▶ **Task details**
Recast the stretch of material from its start through the line containing "sort-option-label: Reverse Alphabetical" as a Markdown table with two columns, Row and Line. Number each line in order and leave out any blank lines.

***** Extracted data

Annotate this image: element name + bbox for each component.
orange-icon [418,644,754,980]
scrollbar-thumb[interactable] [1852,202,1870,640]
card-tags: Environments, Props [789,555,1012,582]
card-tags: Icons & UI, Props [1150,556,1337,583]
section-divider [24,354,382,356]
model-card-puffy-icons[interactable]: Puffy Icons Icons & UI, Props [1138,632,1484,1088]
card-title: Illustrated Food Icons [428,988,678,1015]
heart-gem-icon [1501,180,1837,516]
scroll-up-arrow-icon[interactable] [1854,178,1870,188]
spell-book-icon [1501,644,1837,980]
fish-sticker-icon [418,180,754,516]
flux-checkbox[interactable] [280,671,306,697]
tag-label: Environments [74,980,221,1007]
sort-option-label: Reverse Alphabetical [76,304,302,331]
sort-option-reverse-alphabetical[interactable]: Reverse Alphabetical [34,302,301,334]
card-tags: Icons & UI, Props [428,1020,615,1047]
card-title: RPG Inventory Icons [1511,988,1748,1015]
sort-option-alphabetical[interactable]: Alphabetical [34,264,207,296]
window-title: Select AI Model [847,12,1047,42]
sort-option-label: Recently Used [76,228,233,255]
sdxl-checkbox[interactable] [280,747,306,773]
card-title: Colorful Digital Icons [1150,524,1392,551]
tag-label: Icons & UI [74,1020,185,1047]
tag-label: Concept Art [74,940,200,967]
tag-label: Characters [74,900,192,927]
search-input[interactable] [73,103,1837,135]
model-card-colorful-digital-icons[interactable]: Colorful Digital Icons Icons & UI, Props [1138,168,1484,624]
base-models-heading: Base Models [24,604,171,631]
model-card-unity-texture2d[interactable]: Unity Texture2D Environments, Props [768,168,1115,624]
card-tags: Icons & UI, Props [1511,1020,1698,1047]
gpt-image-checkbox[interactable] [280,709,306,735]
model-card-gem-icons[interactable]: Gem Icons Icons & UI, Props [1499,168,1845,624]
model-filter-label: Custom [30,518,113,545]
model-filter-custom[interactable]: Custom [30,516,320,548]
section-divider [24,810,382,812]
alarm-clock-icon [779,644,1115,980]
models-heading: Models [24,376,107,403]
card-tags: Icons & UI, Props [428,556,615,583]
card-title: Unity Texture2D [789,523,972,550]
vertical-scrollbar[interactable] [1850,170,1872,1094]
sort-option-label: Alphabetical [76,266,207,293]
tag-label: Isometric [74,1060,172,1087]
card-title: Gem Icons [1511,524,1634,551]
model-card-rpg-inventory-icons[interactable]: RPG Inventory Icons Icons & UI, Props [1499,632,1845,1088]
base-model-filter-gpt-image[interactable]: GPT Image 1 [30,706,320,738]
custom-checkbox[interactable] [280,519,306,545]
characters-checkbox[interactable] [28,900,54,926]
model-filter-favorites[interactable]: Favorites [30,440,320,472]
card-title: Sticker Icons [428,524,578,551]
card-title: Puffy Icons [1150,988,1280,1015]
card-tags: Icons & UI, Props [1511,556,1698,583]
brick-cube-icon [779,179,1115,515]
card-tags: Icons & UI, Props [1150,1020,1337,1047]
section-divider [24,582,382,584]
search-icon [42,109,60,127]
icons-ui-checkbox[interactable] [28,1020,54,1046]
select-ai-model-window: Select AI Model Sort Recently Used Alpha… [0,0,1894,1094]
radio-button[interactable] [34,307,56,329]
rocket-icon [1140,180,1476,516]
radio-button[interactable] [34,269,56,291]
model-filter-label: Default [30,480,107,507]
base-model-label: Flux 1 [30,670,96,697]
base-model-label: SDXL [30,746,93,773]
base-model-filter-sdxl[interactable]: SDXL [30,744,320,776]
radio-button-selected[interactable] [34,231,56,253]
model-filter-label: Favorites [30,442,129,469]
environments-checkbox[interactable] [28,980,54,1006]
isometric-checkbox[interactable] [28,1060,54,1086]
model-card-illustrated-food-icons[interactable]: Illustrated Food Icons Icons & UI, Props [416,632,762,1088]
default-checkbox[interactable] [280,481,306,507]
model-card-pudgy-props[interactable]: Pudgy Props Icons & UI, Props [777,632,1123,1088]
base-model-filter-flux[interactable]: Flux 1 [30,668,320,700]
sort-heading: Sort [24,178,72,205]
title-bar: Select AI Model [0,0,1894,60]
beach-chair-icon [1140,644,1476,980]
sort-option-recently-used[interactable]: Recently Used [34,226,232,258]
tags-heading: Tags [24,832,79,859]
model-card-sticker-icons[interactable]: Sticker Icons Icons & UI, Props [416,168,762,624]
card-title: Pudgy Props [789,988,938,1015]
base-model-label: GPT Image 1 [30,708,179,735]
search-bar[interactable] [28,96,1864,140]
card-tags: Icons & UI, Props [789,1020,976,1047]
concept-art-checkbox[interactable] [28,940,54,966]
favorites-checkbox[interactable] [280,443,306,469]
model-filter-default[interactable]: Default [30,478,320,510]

**********

▶ **Complete response**
| Row | Line |
|---|---|
| 1 | Annotate this image: element name + bbox for each component. |
| 2 | orange-icon [418,644,754,980] |
| 3 | scrollbar-thumb[interactable] [1852,202,1870,640] |
| 4 | card-tags: Environments, Props [789,555,1012,582] |
| 5 | card-tags: Icons & UI, Props [1150,556,1337,583] |
| 6 | section-divider [24,354,382,356] |
| 7 | model-card-puffy-icons[interactable]: Puffy Icons Icons & UI, Props [1138,632,1484,1088] |
| 8 | card-title: Illustrated Food Icons [428,988,678,1015] |
| 9 | heart-gem-icon [1501,180,1837,516] |
| 10 | scroll-up-arrow-icon[interactable] [1854,178,1870,188] |
| 11 | spell-book-icon [1501,644,1837,980] |
| 12 | fish-sticker-icon [418,180,754,516] |
| 13 | flux-checkbox[interactable] [280,671,306,697] |
| 14 | tag-label: Environments [74,980,221,1007] |
| 15 | sort-option-label: Reverse Alphabetical [76,304,302,331] |